[begin Excerpted records]

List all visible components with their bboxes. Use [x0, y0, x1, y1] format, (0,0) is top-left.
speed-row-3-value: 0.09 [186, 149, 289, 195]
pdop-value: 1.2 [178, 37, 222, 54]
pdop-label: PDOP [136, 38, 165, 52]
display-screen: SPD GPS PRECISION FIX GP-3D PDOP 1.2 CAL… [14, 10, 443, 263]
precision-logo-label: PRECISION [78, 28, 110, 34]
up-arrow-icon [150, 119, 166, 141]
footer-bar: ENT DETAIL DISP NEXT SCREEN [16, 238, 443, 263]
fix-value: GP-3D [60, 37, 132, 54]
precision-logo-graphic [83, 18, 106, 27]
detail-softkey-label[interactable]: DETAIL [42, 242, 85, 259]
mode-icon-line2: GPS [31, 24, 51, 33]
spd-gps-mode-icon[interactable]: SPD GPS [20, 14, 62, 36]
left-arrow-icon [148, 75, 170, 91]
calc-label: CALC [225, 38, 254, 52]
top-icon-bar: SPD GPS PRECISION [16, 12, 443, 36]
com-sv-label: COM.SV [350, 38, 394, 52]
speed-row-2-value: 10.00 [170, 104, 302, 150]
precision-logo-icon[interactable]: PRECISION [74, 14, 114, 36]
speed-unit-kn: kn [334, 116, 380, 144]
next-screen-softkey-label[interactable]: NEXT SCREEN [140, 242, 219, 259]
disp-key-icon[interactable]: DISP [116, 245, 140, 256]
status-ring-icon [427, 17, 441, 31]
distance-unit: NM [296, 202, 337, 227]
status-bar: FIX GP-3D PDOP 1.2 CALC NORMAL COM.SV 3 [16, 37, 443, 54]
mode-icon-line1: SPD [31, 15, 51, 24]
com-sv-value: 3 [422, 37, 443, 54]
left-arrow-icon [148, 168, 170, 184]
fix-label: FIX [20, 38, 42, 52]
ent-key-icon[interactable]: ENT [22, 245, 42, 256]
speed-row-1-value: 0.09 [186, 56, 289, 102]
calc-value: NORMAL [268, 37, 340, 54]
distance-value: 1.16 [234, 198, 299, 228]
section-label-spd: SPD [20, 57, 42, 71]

[end Excerpted records]

:: Exercise goal ::
Reproduce every line of the records above verbatim, from the first line to the last.

:: Solution to this problem ::
List all visible components with their bboxes. Use [x0, y0, x1, y1] format, (0,0) is top-left.
speed-row-3-value: 0.09 [186, 149, 289, 195]
pdop-value: 1.2 [178, 37, 222, 54]
pdop-label: PDOP [136, 38, 165, 52]
display-screen: SPD GPS PRECISION FIX GP-3D PDOP 1.2 CAL… [14, 10, 443, 263]
precision-logo-label: PRECISION [78, 28, 110, 34]
up-arrow-icon [150, 119, 166, 141]
footer-bar: ENT DETAIL DISP NEXT SCREEN [16, 238, 443, 263]
fix-value: GP-3D [60, 37, 132, 54]
precision-logo-graphic [83, 18, 106, 27]
detail-softkey-label[interactable]: DETAIL [42, 242, 85, 259]
mode-icon-line2: GPS [31, 24, 51, 33]
spd-gps-mode-icon[interactable]: SPD GPS [20, 14, 62, 36]
left-arrow-icon [148, 75, 170, 91]
calc-label: CALC [225, 38, 254, 52]
top-icon-bar: SPD GPS PRECISION [16, 12, 443, 36]
com-sv-label: COM.SV [350, 38, 394, 52]
speed-row-2-value: 10.00 [170, 104, 302, 150]
precision-logo-icon[interactable]: PRECISION [74, 14, 114, 36]
speed-unit-kn: kn [334, 116, 380, 144]
next-screen-softkey-label[interactable]: NEXT SCREEN [140, 242, 219, 259]
disp-key-icon[interactable]: DISP [116, 245, 140, 256]
status-ring-icon [427, 17, 441, 31]
distance-unit: NM [296, 202, 337, 227]
status-bar: FIX GP-3D PDOP 1.2 CALC NORMAL COM.SV 3 [16, 37, 443, 54]
mode-icon-line1: SPD [31, 15, 51, 24]
com-sv-value: 3 [422, 37, 443, 54]
left-arrow-icon [148, 168, 170, 184]
fix-label: FIX [20, 38, 42, 52]
ent-key-icon[interactable]: ENT [22, 245, 42, 256]
speed-row-1-value: 0.09 [186, 56, 289, 102]
calc-value: NORMAL [268, 37, 340, 54]
distance-value: 1.16 [234, 198, 299, 228]
section-label-spd: SPD [20, 57, 42, 71]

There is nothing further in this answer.